[Start of DATA LISTING]

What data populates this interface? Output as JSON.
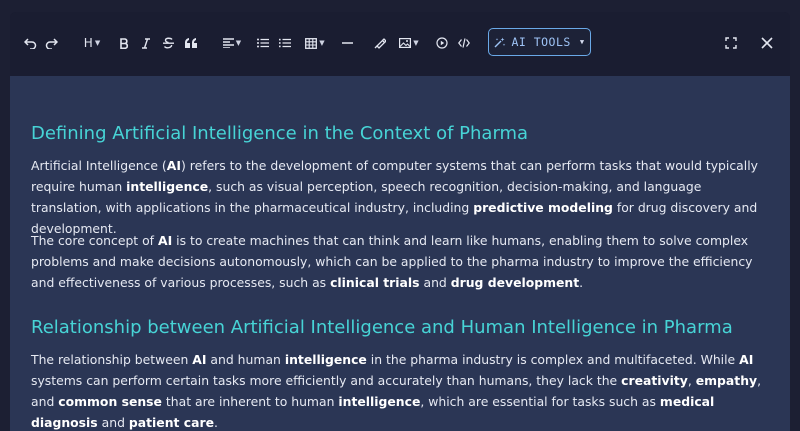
{
  "toolbar": {
    "heading_label": "H",
    "ai_tools_label": "AI TOOLS"
  },
  "document": {
    "section1": {
      "heading": "Defining Artificial Intelligence in the Context of Pharma",
      "para1": {
        "t1": "Artificial Intelligence (",
        "b1": "AI",
        "t2": ") refers to the development of computer systems that can perform tasks that would typically require human ",
        "b2": "intelligence",
        "t3": ", such as visual perception, speech recognition, decision-making, and language translation, with applications in the pharmaceutical industry, including ",
        "b3": "predictive modeling",
        "t4": " for drug discovery and development."
      },
      "para2": {
        "t1": "The core concept of ",
        "b1": "AI",
        "t2": " is to create machines that can think and learn like humans, enabling them to solve complex problems and make decisions autonomously, which can be applied to the pharma industry to improve the efficiency and effectiveness of various processes, such as ",
        "b2": "clinical trials",
        "t3": " and ",
        "b3": "drug development",
        "t4": "."
      }
    },
    "section2": {
      "heading": "Relationship between Artificial Intelligence and Human Intelligence in Pharma",
      "para1": {
        "t1": "The relationship between ",
        "b1": "AI",
        "t2": " and human ",
        "b2": "intelligence",
        "t3": " in the pharma industry is complex and multifaceted. While ",
        "b3": "AI",
        "t4": " systems can perform certain tasks more efficiently and accurately than humans, they lack the ",
        "b4": "creativity",
        "t5": ", ",
        "b5": "empathy",
        "t6": ", and ",
        "b6": "common sense",
        "t7": " that are inherent to human ",
        "b7": "intelligence",
        "t8": ", which are essential for tasks such as ",
        "b8": "medical diagnosis",
        "t9": " and ",
        "b9": "patient care",
        "t10": "."
      }
    }
  },
  "colors": {
    "accent": "#47d4d6",
    "ai_border": "#6aa9e8",
    "doc_bg": "#2b3655",
    "toolbar_bg": "#1a1d31"
  }
}
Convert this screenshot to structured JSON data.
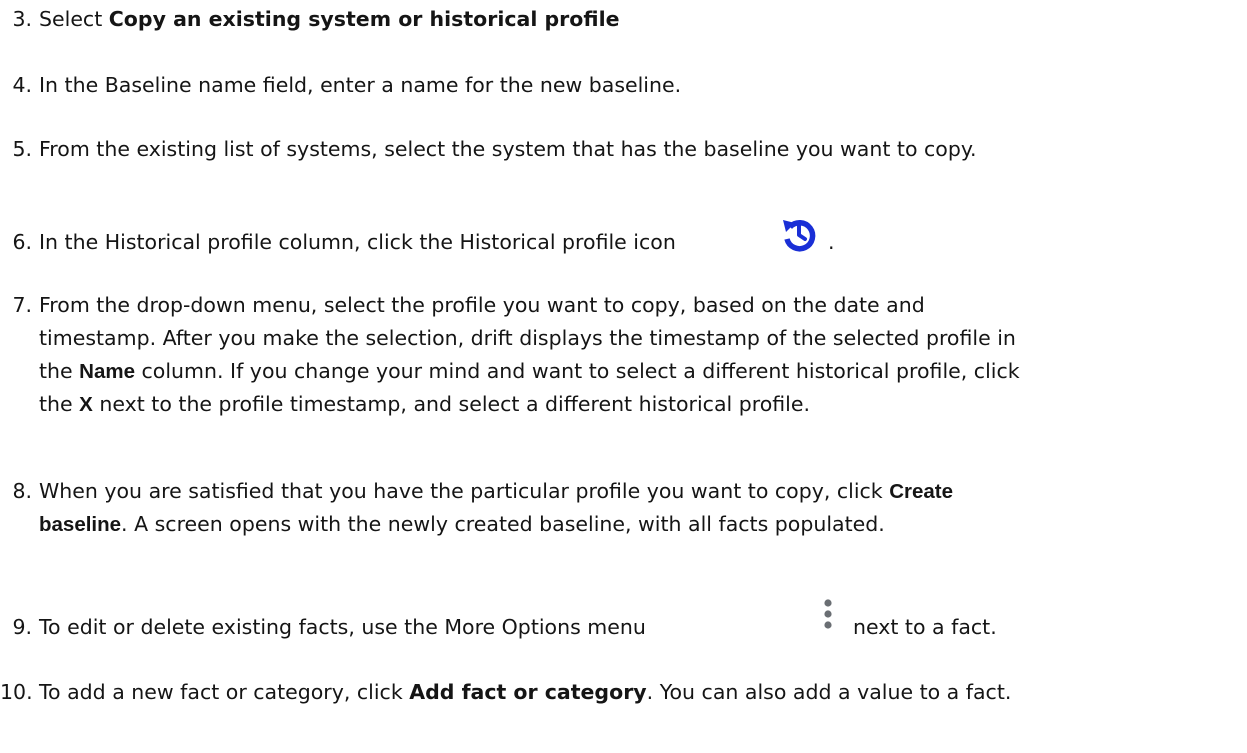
{
  "steps": [
    {
      "number": "3.",
      "parts": [
        "Select ",
        "Copy an existing system or historical profile"
      ]
    },
    {
      "number": "4.",
      "text": "In the Baseline name field, enter a name for the new baseline."
    },
    {
      "number": "5.",
      "text": "From the existing list of systems, select the system that has the baseline you want to copy."
    },
    {
      "number": "6.",
      "text": "In the Historical profile column, click the Historical profile icon",
      "after_icon": ".",
      "icon": "history-icon",
      "icon_color": "#1a2fd6"
    },
    {
      "number": "7.",
      "lines": [
        "From the drop-down menu, select the profile you want to copy, based on the date and",
        "timestamp. After you make the selection, drift displays the timestamp of the selected profile in"
      ],
      "line3": [
        "the ",
        "Name",
        " column. If you change your mind and want to select a different historical profile, click"
      ],
      "line4": [
        "the ",
        "X",
        " next to the profile timestamp, and select a different historical profile."
      ]
    },
    {
      "number": "8.",
      "line1": [
        "When you are satisfied that you have the particular profile you want to copy, click ",
        "Create"
      ],
      "line2": [
        "baseline",
        ". A screen opens with the newly created baseline, with all facts populated."
      ]
    },
    {
      "number": "9.",
      "text": "To edit or delete existing facts, use the More Options menu",
      "after_icon": "next to a fact.",
      "icon": "kebab-icon",
      "icon_color": "#6a6e73"
    },
    {
      "number": "10.",
      "parts": [
        "To add a new fact or category, click ",
        "Add fact or category",
        ". You can also add a value to a fact."
      ]
    }
  ]
}
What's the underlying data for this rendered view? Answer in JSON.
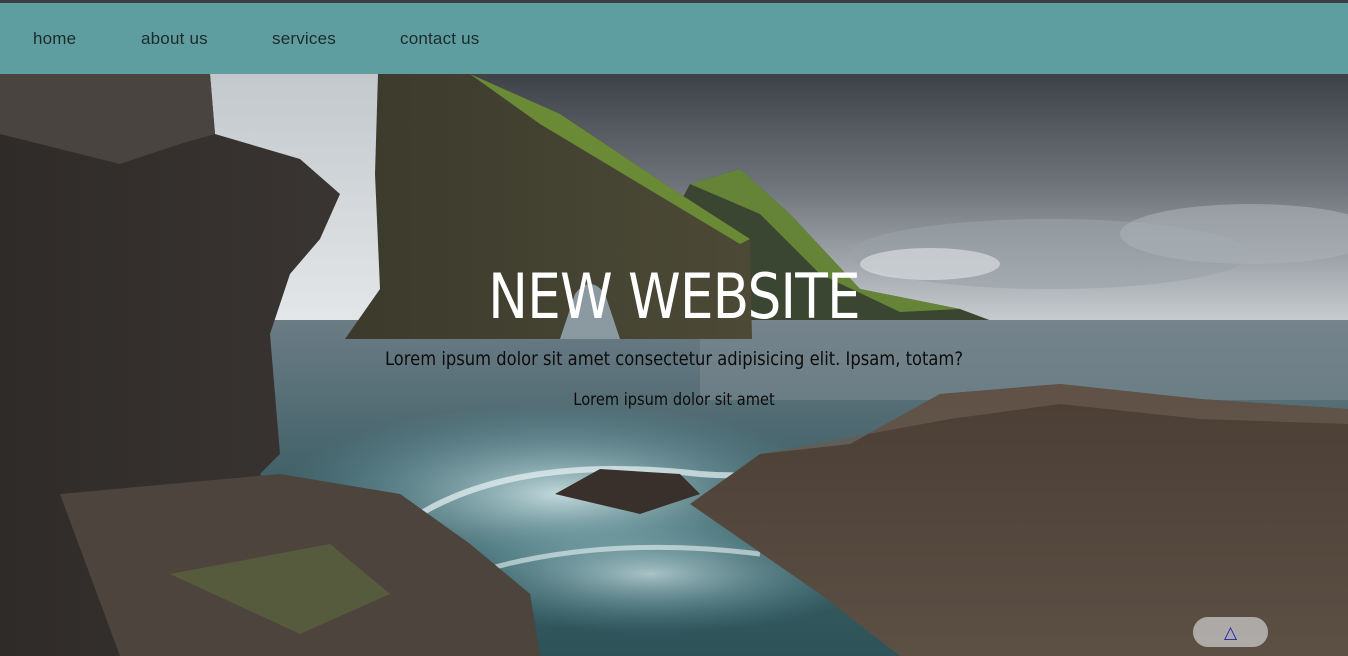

[End of DATA LISTING]

## WRITTEN TASK
The records shown above are to be repeated exactly, with the pictures left out.

## REPLY
What data populates this interface? Output as JSON.
{
  "toolbar": {
    "heading_label": "H",
    "ai_tools_label": "AI TOOLS"
  },
  "document": {
    "section1": {
      "heading": "Defining Artificial Intelligence in the Context of Pharma",
      "para1": {
        "t1": "Artificial Intelligence (",
        "b1": "AI",
        "t2": ") refers to the development of computer systems that can perform tasks that would typically require human ",
        "b2": "intelligence",
        "t3": ", such as visual perception, speech recognition, decision-making, and language translation, with applications in the pharmaceutical industry, including ",
        "b3": "predictive modeling",
        "t4": " for drug discovery and development."
      },
      "para2": {
        "t1": "The core concept of ",
        "b1": "AI",
        "t2": " is to create machines that can think and learn like humans, enabling them to solve complex problems and make decisions autonomously, which can be applied to the pharma industry to improve the efficiency and effectiveness of various processes, such as ",
        "b2": "clinical trials",
        "t3": " and ",
        "b3": "drug development",
        "t4": "."
      }
    },
    "section2": {
      "heading": "Relationship between Artificial Intelligence and Human Intelligence in Pharma",
      "para1": {
        "t1": "The relationship between ",
        "b1": "AI",
        "t2": " and human ",
        "b2": "intelligence",
        "t3": " in the pharma industry is complex and multifaceted. While ",
        "b3": "AI",
        "t4": " systems can perform certain tasks more efficiently and accurately than humans, they lack the ",
        "b4": "creativity",
        "t5": ", ",
        "b5": "empathy",
        "t6": ", and ",
        "b6": "common sense",
        "t7": " that are inherent to human ",
        "b7": "intelligence",
        "t8": ", which are essential for tasks such as ",
        "b8": "medical diagnosis",
        "t9": " and ",
        "b9": "patient care",
        "t10": "."
      }
    }
  },
  "colors": {
    "accent": "#47d4d6",
    "ai_border": "#6aa9e8",
    "doc_bg": "#2b3655",
    "toolbar_bg": "#1a1d31"
  }
}
Convert this screenshot to structured JSON data.
{
  "steps": [
    {
      "number": "3.",
      "parts": [
        "Select ",
        "Copy an existing system or historical profile"
      ]
    },
    {
      "number": "4.",
      "text": "In the Baseline name field, enter a name for the new baseline."
    },
    {
      "number": "5.",
      "text": "From the existing list of systems, select the system that has the baseline you want to copy."
    },
    {
      "number": "6.",
      "text": "In the Historical profile column, click the Historical profile icon",
      "after_icon": ".",
      "icon": "history-icon",
      "icon_color": "#1a2fd6"
    },
    {
      "number": "7.",
      "lines": [
        "From the drop-down menu, select the profile you want to copy, based on the date and",
        "timestamp. After you make the selection, drift displays the timestamp of the selected profile in"
      ],
      "line3": [
        "the ",
        "Name",
        " column. If you change your mind and want to select a different historical profile, click"
      ],
      "line4": [
        "the ",
        "X",
        " next to the profile timestamp, and select a different historical profile."
      ]
    },
    {
      "number": "8.",
      "line1": [
        "When you are satisfied that you have the particular profile you want to copy, click ",
        "Create"
      ],
      "line2": [
        "baseline",
        ". A screen opens with the newly created baseline, with all facts populated."
      ]
    },
    {
      "number": "9.",
      "text": "To edit or delete existing facts, use the More Options menu",
      "after_icon": "next to a fact.",
      "icon": "kebab-icon",
      "icon_color": "#6a6e73"
    },
    {
      "number": "10.",
      "parts": [
        "To add a new fact or category, click ",
        "Add fact or category",
        ". You can also add a value to a fact."
      ]
    }
  ]
}
What's the underlying data for this rendered view? Answer in JSON.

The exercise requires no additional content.